[WHAT THE TASK ASKS]
Go through the listing below and gather every line with the word "高端人群休闲娱乐场所调查统计".

[GIVEN RECORDS]
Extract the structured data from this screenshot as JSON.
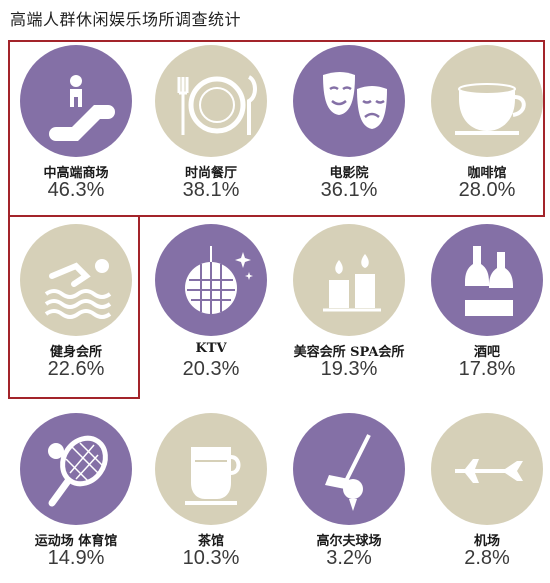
{
  "title": "高端人群休闲娱乐场所调查统计",
  "colors": {
    "purple": "#8470a6",
    "tan": "#d6d0b8",
    "highlight": "#a3242a"
  },
  "chart_data": {
    "type": "table",
    "title": "高端人群休闲娱乐场所调查统计",
    "categories": [
      "中高端商场",
      "时尚餐厅",
      "电影院",
      "咖啡馆",
      "健身会所",
      "KTV",
      "美容会所 SPA会所",
      "酒吧",
      "运动场 体育馆",
      "茶馆",
      "高尔夫球场",
      "机场"
    ],
    "values": [
      46.3,
      38.1,
      36.1,
      28.0,
      22.6,
      20.3,
      19.3,
      17.8,
      14.9,
      10.3,
      3.2,
      2.8
    ],
    "unit": "%",
    "items": [
      {
        "label": "中高端商场",
        "value": "46.3%",
        "icon": "escalator-icon",
        "color": "purple"
      },
      {
        "label": "时尚餐厅",
        "value": "38.1%",
        "icon": "plate-cutlery-icon",
        "color": "tan"
      },
      {
        "label": "电影院",
        "value": "36.1%",
        "icon": "theater-masks-icon",
        "color": "purple"
      },
      {
        "label": "咖啡馆",
        "value": "28.0%",
        "icon": "coffee-cup-icon",
        "color": "tan"
      },
      {
        "label": "健身会所",
        "value": "22.6%",
        "icon": "swimmer-icon",
        "color": "tan"
      },
      {
        "label": "KTV",
        "value": "20.3%",
        "icon": "disco-ball-icon",
        "color": "purple"
      },
      {
        "label": "美容会所 SPA会所",
        "value": "19.3%",
        "icon": "candles-icon",
        "color": "tan"
      },
      {
        "label": "酒吧",
        "value": "17.8%",
        "icon": "bottles-icon",
        "color": "purple"
      },
      {
        "label": "运动场 体育馆",
        "value": "14.9%",
        "icon": "tennis-racket-icon",
        "color": "purple"
      },
      {
        "label": "茶馆",
        "value": "10.3%",
        "icon": "tea-cup-icon",
        "color": "tan"
      },
      {
        "label": "高尔夫球场",
        "value": "3.2%",
        "icon": "golf-club-icon",
        "color": "purple"
      },
      {
        "label": "机场",
        "value": "2.8%",
        "icon": "airplane-icon",
        "color": "tan"
      }
    ]
  }
}
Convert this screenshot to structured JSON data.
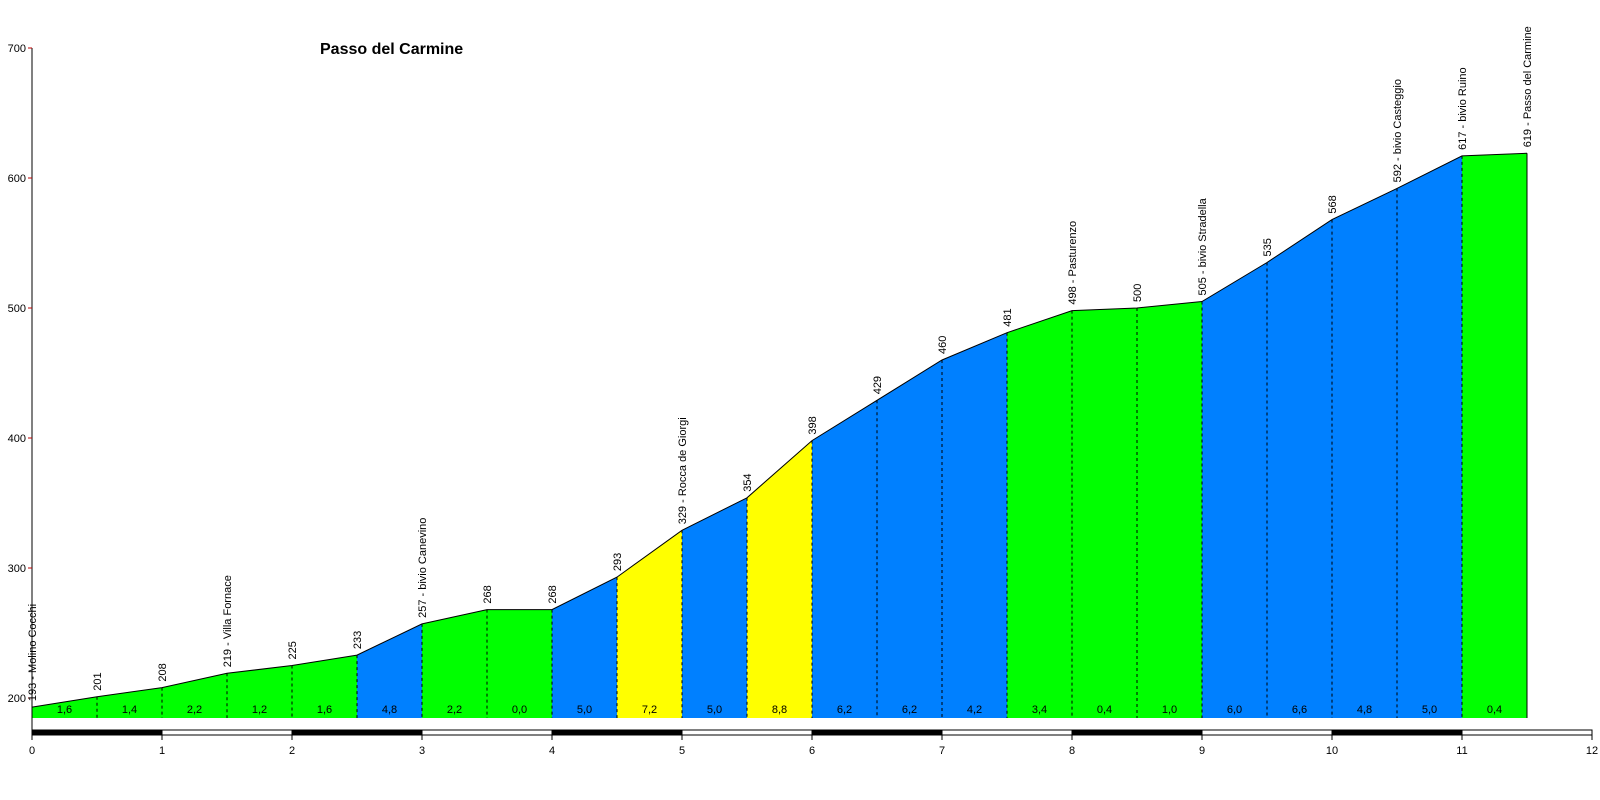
{
  "chart_data": {
    "type": "area",
    "title": "Passo del Carmine",
    "xlabel": "",
    "ylabel": "",
    "xlim": [
      0,
      12
    ],
    "ylim": [
      180,
      700
    ],
    "x_ticks": [
      "0",
      "1",
      "2",
      "3",
      "4",
      "5",
      "6",
      "7",
      "8",
      "9",
      "10",
      "11",
      "12"
    ],
    "y_ticks": [
      "200",
      "300",
      "400",
      "500",
      "600",
      "700"
    ],
    "colors": {
      "green": "#00ff00",
      "blue": "#0080ff",
      "yellow": "#ffff00"
    },
    "points": [
      {
        "x": 0.0,
        "y": 193,
        "label": "193 - Molino Cocchi"
      },
      {
        "x": 0.5,
        "y": 201,
        "label": "201"
      },
      {
        "x": 1.0,
        "y": 208,
        "label": "208"
      },
      {
        "x": 1.5,
        "y": 219,
        "label": "219 - Villa Fornace"
      },
      {
        "x": 2.0,
        "y": 225,
        "label": "225"
      },
      {
        "x": 2.5,
        "y": 233,
        "label": "233"
      },
      {
        "x": 3.0,
        "y": 257,
        "label": "257 - bivio Canevino"
      },
      {
        "x": 3.5,
        "y": 268,
        "label": "268"
      },
      {
        "x": 4.0,
        "y": 268,
        "label": "268"
      },
      {
        "x": 4.5,
        "y": 293,
        "label": "293"
      },
      {
        "x": 5.0,
        "y": 329,
        "label": "329 - Rocca de Giorgi"
      },
      {
        "x": 5.5,
        "y": 354,
        "label": "354"
      },
      {
        "x": 6.0,
        "y": 398,
        "label": "398"
      },
      {
        "x": 6.5,
        "y": 429,
        "label": "429"
      },
      {
        "x": 7.0,
        "y": 460,
        "label": "460"
      },
      {
        "x": 7.5,
        "y": 481,
        "label": "481"
      },
      {
        "x": 8.0,
        "y": 498,
        "label": "498 - Pasturenzo"
      },
      {
        "x": 8.5,
        "y": 500,
        "label": "500"
      },
      {
        "x": 9.0,
        "y": 505,
        "label": "505 - bivio Stradella"
      },
      {
        "x": 9.5,
        "y": 535,
        "label": "535"
      },
      {
        "x": 10.0,
        "y": 568,
        "label": "568"
      },
      {
        "x": 10.5,
        "y": 592,
        "label": "592 - bivio Casteggio"
      },
      {
        "x": 11.0,
        "y": 617,
        "label": "617 - bivio Ruino"
      },
      {
        "x": 11.5,
        "y": 619,
        "label": "619 - Passo del Carmine"
      }
    ],
    "segments": [
      {
        "grade": "1,6",
        "color": "green"
      },
      {
        "grade": "1,4",
        "color": "green"
      },
      {
        "grade": "2,2",
        "color": "green"
      },
      {
        "grade": "1,2",
        "color": "green"
      },
      {
        "grade": "1,6",
        "color": "green"
      },
      {
        "grade": "4,8",
        "color": "blue"
      },
      {
        "grade": "2,2",
        "color": "green"
      },
      {
        "grade": "0,0",
        "color": "green"
      },
      {
        "grade": "5,0",
        "color": "blue"
      },
      {
        "grade": "7,2",
        "color": "yellow"
      },
      {
        "grade": "5,0",
        "color": "blue"
      },
      {
        "grade": "8,8",
        "color": "yellow"
      },
      {
        "grade": "6,2",
        "color": "blue"
      },
      {
        "grade": "6,2",
        "color": "blue"
      },
      {
        "grade": "4,2",
        "color": "blue"
      },
      {
        "grade": "3,4",
        "color": "green"
      },
      {
        "grade": "0,4",
        "color": "green"
      },
      {
        "grade": "1,0",
        "color": "green"
      },
      {
        "grade": "6,0",
        "color": "blue"
      },
      {
        "grade": "6,6",
        "color": "blue"
      },
      {
        "grade": "4,8",
        "color": "blue"
      },
      {
        "grade": "5,0",
        "color": "blue"
      },
      {
        "grade": "0,4",
        "color": "green"
      }
    ]
  }
}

[TASK RESPONSE]
  "title": "高端人群休闲娱乐场所调查统计",
    "title": "高端人群休闲娱乐场所调查统计",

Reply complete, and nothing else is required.